■ **Exercise requirements**:
Tell how many lines carry the word "注重深耕细作"; the reply is the number and nothing else.

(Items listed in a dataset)
—————
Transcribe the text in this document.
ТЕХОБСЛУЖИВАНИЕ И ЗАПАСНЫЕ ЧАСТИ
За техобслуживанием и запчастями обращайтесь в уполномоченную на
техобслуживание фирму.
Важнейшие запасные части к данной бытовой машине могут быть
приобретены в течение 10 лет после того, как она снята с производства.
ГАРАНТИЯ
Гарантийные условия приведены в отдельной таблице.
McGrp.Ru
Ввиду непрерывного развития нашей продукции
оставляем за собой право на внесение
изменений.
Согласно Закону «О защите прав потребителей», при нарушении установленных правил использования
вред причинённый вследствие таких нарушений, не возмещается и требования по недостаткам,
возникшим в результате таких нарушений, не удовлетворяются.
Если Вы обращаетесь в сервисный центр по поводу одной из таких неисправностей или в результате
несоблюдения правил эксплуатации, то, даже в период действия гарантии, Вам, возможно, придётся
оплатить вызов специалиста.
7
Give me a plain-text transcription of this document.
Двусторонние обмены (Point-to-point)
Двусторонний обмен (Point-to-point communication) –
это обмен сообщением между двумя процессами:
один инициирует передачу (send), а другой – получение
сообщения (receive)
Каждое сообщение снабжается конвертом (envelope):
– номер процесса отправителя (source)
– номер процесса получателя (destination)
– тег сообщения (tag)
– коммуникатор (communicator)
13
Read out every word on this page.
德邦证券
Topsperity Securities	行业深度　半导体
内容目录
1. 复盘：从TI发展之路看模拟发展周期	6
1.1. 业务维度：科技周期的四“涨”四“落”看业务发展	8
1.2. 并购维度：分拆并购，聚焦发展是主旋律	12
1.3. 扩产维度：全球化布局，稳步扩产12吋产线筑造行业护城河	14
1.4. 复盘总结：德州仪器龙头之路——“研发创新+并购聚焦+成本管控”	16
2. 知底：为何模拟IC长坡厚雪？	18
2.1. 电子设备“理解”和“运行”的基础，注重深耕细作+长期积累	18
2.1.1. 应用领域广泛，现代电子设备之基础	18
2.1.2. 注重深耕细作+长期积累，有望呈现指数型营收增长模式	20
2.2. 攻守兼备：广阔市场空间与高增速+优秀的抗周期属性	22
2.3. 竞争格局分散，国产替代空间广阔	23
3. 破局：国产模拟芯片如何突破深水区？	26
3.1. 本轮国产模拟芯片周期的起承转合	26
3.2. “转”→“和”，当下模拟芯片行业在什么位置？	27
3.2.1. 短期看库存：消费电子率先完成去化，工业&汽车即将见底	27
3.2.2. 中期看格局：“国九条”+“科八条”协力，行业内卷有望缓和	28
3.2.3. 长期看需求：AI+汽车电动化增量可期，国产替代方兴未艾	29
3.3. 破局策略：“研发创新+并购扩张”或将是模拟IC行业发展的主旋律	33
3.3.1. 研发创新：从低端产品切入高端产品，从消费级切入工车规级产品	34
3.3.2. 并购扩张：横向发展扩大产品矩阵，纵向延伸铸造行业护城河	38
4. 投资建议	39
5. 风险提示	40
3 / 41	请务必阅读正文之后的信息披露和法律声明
—————
■ **The reply**:
2